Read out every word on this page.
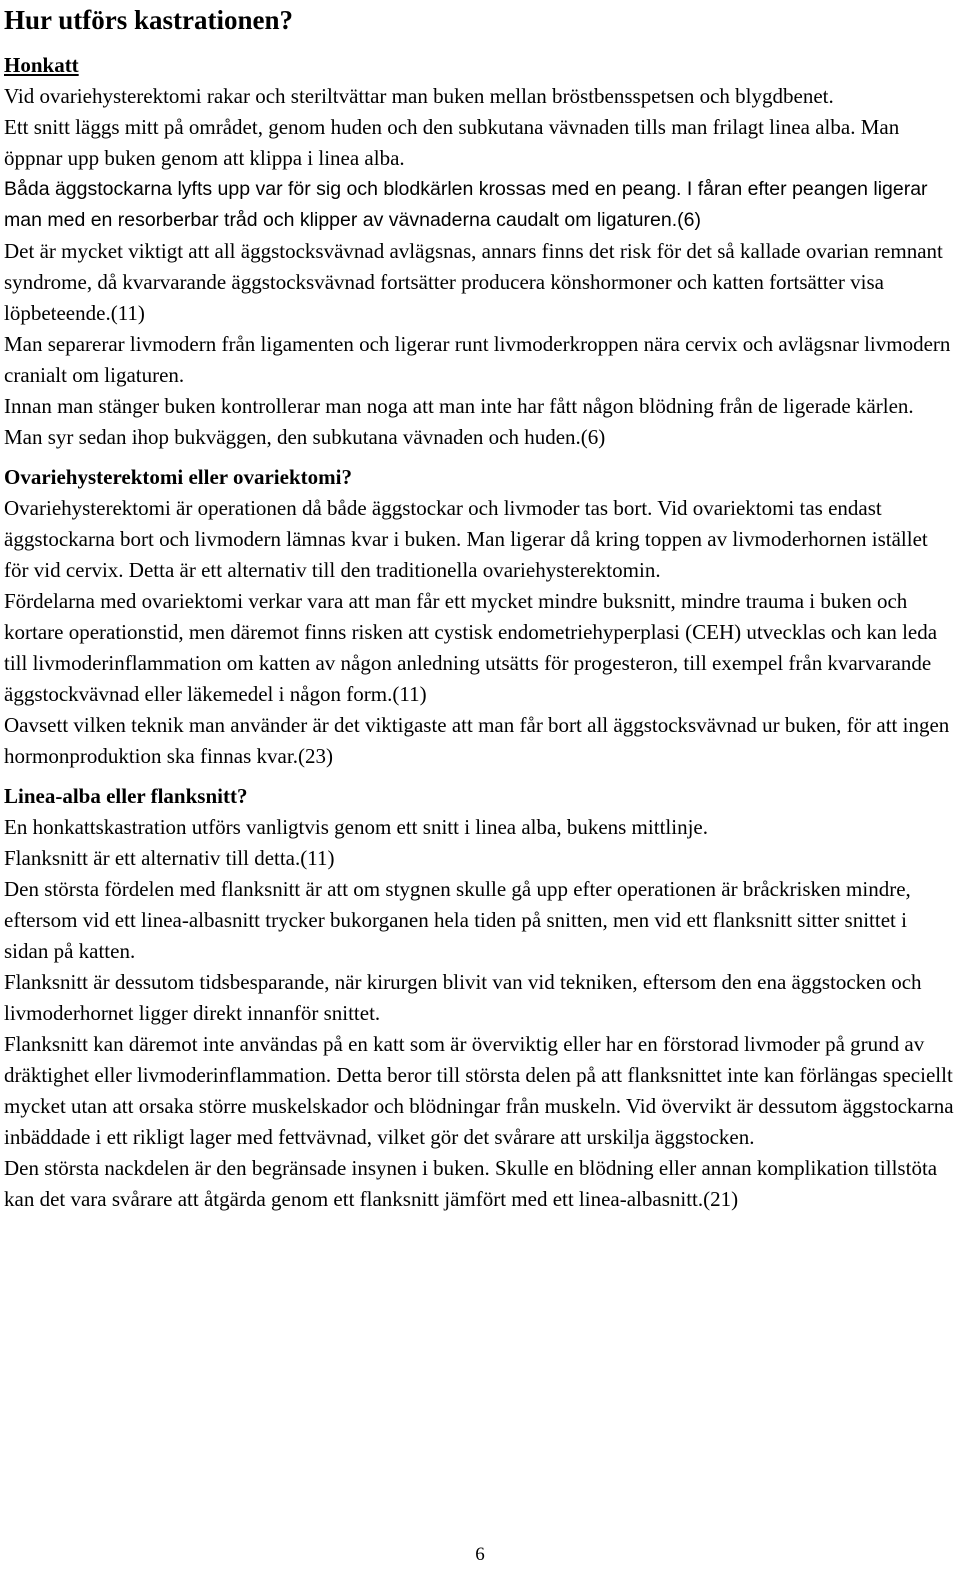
Hur utförs kastrationen?
Honkatt

Vid ovariehysterektomi rakar och steriltvättar man buken mellan bröstbensspetsen och blygdbenet.

Ett snitt läggs mitt på området, genom huden och den subkutana vävnaden tills man frilagt linea alba. Man öppnar upp buken genom att klippa i linea alba.

Båda äggstockarna lyfts upp var för sig och blodkärlen krossas med en peang. I fåran efter peangen ligerar man med en resorberbar tråd och klipper av vävnaderna caudalt om ligaturen.(6)

Det är mycket viktigt att all äggstocksvävnad avlägsnas, annars finns det risk för det så kallade ovarian remnant syndrome, då kvarvarande äggstocksvävnad fortsätter producera könshormoner och katten fortsätter visa löpbeteende.(11)

Man separerar livmodern från ligamenten och ligerar runt livmoderkroppen nära cervix och avlägsnar livmodern cranialt om ligaturen.

Innan man stänger buken kontrollerar man noga att man inte har fått någon blödning från de ligerade kärlen.

Man syr sedan ihop bukväggen, den subkutana vävnaden och huden.(6)

Ovariehysterektomi eller ovariektomi?

Ovariehysterektomi är operationen då både äggstockar och livmoder tas bort. Vid ovariektomi tas endast äggstockarna bort och livmodern lämnas kvar i buken. Man ligerar då kring toppen av livmoderhornen istället för vid cervix. Detta är ett alternativ till den traditionella ovariehysterektomin.

Fördelarna med ovariektomi verkar vara att man får ett mycket mindre buksnitt, mindre trauma i buken och kortare operationstid, men däremot finns risken att cystisk endometriehyperplasi (CEH) utvecklas och kan leda till livmoderinflammation om katten av någon anledning utsätts för progesteron, till exempel från kvarvarande äggstockvävnad eller läkemedel i någon form.(11)

Oavsett vilken teknik man använder är det viktigaste att man får bort all äggstocksvävnad ur buken, för att ingen hormonproduktion ska finnas kvar.(23)

Linea-alba eller flanksnitt?

En honkattskastration utförs vanligtvis genom ett snitt i linea alba, bukens mittlinje.

Flanksnitt är ett alternativ till detta.(11)

Den största fördelen med flanksnitt är att om stygnen skulle gå upp efter operationen är bråckrisken mindre, eftersom vid ett linea-albasnitt trycker bukorganen hela tiden på snitten, men vid ett flanksnitt sitter snittet i sidan på katten.

Flanksnitt är dessutom tidsbesparande, när kirurgen blivit van vid tekniken, eftersom den ena äggstocken och livmoderhornet ligger direkt innanför snittet.

Flanksnitt kan däremot inte användas på en katt som är överviktig eller har en förstorad livmoder på grund av dräktighet eller livmoderinflammation. Detta beror till största delen på att flanksnittet inte kan förlängas speciellt mycket utan att orsaka större muskelskador och blödningar från muskeln. Vid övervikt är dessutom äggstockarna inbäddade i ett rikligt lager med fettvävnad, vilket gör det svårare att urskilja äggstocken.

Den största nackdelen är den begränsade insynen i buken. Skulle en blödning eller annan komplikation tillstöta kan det vara svårare att åtgärda genom ett flanksnitt jämfört med ett linea-albasnitt.(21)

6
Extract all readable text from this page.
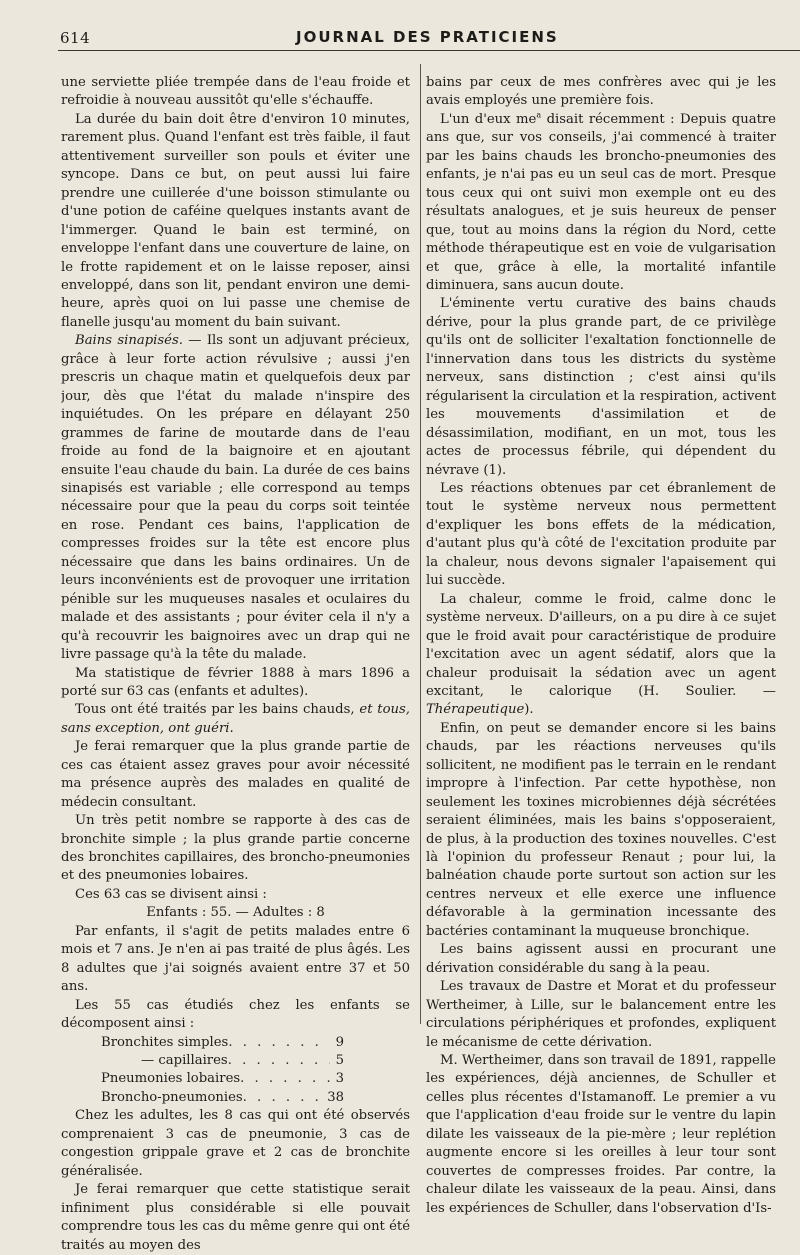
614	JOURNAL DES PRATICIENS

une serviette pliée trempée dans de l'eau froide et refroidie à nouveau aussitôt qu'elle s'échauffe.

La durée du bain doit être d'environ 10 minutes, rarement plus. Quand l'enfant est très faible, il faut attentivement surveiller son pouls et éviter une syncope. Dans ce but, on peut aussi lui faire prendre une cuillerée d'une boisson stimulante ou d'une potion de caféine quelques instants avant de l'immerger. Quand le bain est terminé, on enveloppe l'enfant dans une couverture de laine, on le frotte rapidement et on le laisse reposer, ainsi enveloppé, dans son lit, pendant environ une demi-heure, après quoi on lui passe une chemise de flanelle jusqu'au moment du bain suivant.

Bains sinapisés. — Ils sont un adjuvant précieux, grâce à leur forte action révulsive ; aussi j'en prescris un chaque matin et quelquefois deux par jour, dès que l'état du malade n'inspire des inquiétudes. On les prépare en délayant 250 grammes de farine de moutarde dans de l'eau froide au fond de la baignoire et en ajoutant ensuite l'eau chaude du bain. La durée de ces bains sinapisés est variable ; elle correspond au temps nécessaire pour que la peau du corps soit teintée en rose. Pendant ces bains, l'application de compresses froides sur la tête est encore plus nécessaire que dans les bains ordinaires. Un de leurs inconvénients est de provoquer une irritation pénible sur les muqueuses nasales et oculaires du malade et des assistants ; pour éviter cela il n'y a qu'à recouvrir les baignoires avec un drap qui ne livre passage qu'à la tête du malade.

Ma statistique de février 1888 à mars 1896 a porté sur 63 cas (enfants et adultes).

Tous ont été traités par les bains chauds, et tous, sans exception, ont guéri.

Je ferai remarquer que la plus grande partie de ces cas étaient assez graves pour avoir nécessité ma présence auprès des malades en qualité de médecin consultant.

Un très petit nombre se rapporte à des cas de bronchite simple ; la plus grande partie concerne des bronchites capillaires, des broncho-pneumonies et des pneumonies lobaires.

Ces 63 cas se divisent ainsi :

Enfants : 55. — Adultes : 8

Par enfants, il s'agit de petits malades entre 6 mois et 7 ans. Je n'en ai pas traité de plus âgés. Les 8 adultes que j'ai soignés avaient entre 37 et 50 ans.

Les 55 cas étudiés chez les enfants se décomposent ainsi :

Bronchites simples . . .	9
— capillaires . . .	5
Pneumonies lobaires . . .	3
Broncho-pneumonies . . .	38

Chez les adultes, les 8 cas qui ont été observés comprenaient 3 cas de pneumonie, 3 cas de congestion grippale grave et 2 cas de bronchite généralisée.

Je ferai remarquer que cette statistique serait infiniment plus considérable si elle pouvait comprendre tous les cas du même genre qui ont été traités au moyen des

bains par ceux de mes confrères avec qui je les avais employés une première fois.

L'un d'eux $me^a$ disait récemment : Depuis quatre ans que, sur vos conseils, j'ai commencé à traiter par les bains chauds les broncho-pneumonies des enfants, je n'ai pas eu un seul cas de mort. Presque tous ceux qui ont suivi mon exemple ont eu des résultats analogues, et je suis heureux de penser que, tout au moins dans la région du Nord, cette méthode thérapeutique est en voie de vulgarisation et que, grâce à elle, la mortalité infantile diminuera, sans aucun doute.

L'éminente vertu curative des bains chauds dérive, pour la plus grande part, de ce privilège qu'ils ont de solliciter l'exaltation fonctionnelle de l'innervation dans tous les districts du système nerveux, sans distinction ; c'est ainsi qu'ils régularisent la circulation et la respiration, activent les mouvements d'assimilation et de désassimilation, modifiant, en un mot, tous les actes de processus fébrile, qui dépendent du névrave (1).

Les réactions obtenues par cet ébranlement de tout le système nerveux nous permettent d'expliquer les bons effets de la médication, d'autant plus qu'à côté de l'excitation produite par la chaleur, nous devons signaler l'apaisement qui lui succède.

La chaleur, comme le froid, calme donc le système nerveux. D'ailleurs, on a pu dire à ce sujet que le froid avait pour caractéristique de produire l'excitation avec un agent sédatif, alors que la chaleur produisait la sédation avec un agent excitant, le calorique (H. Soulier. — Thérapeutique).

Enfin, on peut se demander encore si les bains chauds, par les réactions nerveuses qu'ils sollicitent, ne modifient pas le terrain en le rendant impropre à l'infection. Par cette hypothèse, non seulement les toxines microbiennes déjà sécrétées seraient éliminées, mais les bains s'opposeraient, de plus, à la production des toxines nouvelles. C'est là l'opinion du professeur Renaut ; pour lui, la balnéation chaude porte surtout son action sur les centres nerveux et elle exerce une influence défavorable à la germination incessante des bactéries contaminant la muqueuse bronchique.

Les bains agissent aussi en procurant une dérivation considérable du sang à la peau.

Les travaux de Dastre et Morat et du professeur Wertheimer, à Lille, sur le balancement entre les circulations périphériques et profondes, expliquent le mécanisme de cette dérivation.

M. Wertheimer, dans son travail de 1891, rappelle les expériences, déjà anciennes, de Schuller et celles plus récentes d'Istamanoff. Le premier a vu que l'application d'eau froide sur le ventre du lapin dilate les vaisseaux de la pie-mère ; leur replétion augmente encore si les oreilles à leur tour sont couvertes de compresses froides. Par contre, la chaleur dilate les vaisseaux de la peau. Ainsi, dans les expériences de Schuller, dans l'observation d'Is-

| Task to carry out |
Where a line of the material above holds the string "réactions", copy that line.

| Written answer |
Les réactions obtenues par cet ébranlement de tout le système nerveux nous permettent d'expliquer les bons effets de la médication, d'autant plus qu'à côté de l'excitation produite par la chaleur, nous devons signaler l'apaisement qui lui succède.
Enfin, on peut se demander encore si les bains chauds, par les réactions nerveuses qu'ils sollicitent, ne modifient pas le terrain en le rendant impropre à l'infection. Par cette hypothèse, non seulement les toxines microbiennes déjà sécrétées seraient éliminées, mais les bains s'opposeraient, de plus, à la production des toxines nouvelles. C'est là l'opinion du professeur Renaut ; pour lui, la balnéation chaude porte surtout son action sur les centres nerveux et elle exerce une influence défavorable à la germination incessante des bactéries contaminant la muqueuse bronchique.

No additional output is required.